# Given data
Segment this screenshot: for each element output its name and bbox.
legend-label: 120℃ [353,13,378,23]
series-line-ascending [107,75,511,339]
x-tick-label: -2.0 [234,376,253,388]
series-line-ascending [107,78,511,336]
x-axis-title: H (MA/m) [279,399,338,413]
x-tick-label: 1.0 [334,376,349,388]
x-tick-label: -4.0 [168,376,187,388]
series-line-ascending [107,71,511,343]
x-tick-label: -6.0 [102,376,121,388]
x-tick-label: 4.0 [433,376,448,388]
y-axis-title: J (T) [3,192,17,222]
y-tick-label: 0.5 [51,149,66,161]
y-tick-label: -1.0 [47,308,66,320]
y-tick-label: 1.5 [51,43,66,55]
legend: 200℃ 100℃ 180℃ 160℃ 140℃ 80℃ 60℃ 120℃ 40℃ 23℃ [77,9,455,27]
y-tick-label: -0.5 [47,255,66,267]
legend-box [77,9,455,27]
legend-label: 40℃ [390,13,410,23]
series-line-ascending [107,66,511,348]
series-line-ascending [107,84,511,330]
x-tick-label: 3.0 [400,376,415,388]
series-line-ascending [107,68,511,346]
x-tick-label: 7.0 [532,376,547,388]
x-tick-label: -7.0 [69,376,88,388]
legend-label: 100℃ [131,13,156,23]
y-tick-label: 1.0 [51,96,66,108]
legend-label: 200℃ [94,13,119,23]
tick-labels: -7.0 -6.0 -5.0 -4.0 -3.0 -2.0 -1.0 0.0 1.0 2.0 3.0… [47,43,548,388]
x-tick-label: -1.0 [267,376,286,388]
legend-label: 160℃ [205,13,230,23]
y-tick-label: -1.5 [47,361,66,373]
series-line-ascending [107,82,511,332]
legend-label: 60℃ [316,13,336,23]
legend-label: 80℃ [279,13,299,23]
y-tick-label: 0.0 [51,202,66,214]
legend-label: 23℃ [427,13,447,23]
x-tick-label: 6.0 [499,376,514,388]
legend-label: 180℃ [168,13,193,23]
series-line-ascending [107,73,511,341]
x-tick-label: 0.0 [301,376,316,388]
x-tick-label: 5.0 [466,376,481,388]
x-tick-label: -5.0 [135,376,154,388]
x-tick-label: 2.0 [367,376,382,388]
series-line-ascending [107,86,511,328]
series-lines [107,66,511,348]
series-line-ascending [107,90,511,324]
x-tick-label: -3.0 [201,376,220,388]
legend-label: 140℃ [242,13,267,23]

# What needs to be done
Can you transcribe the items from the start of the records through the line containing "y-axis-title: J (T) [3,192,17,222]"?

# Correct result
Segment this screenshot: for each element output its name and bbox.
legend-label: 120℃ [353,13,378,23]
series-line-ascending [107,75,511,339]
x-tick-label: -2.0 [234,376,253,388]
series-line-ascending [107,78,511,336]
x-axis-title: H (MA/m) [279,399,338,413]
x-tick-label: 1.0 [334,376,349,388]
x-tick-label: -4.0 [168,376,187,388]
series-line-ascending [107,71,511,343]
x-tick-label: -6.0 [102,376,121,388]
x-tick-label: 4.0 [433,376,448,388]
y-axis-title: J (T) [3,192,17,222]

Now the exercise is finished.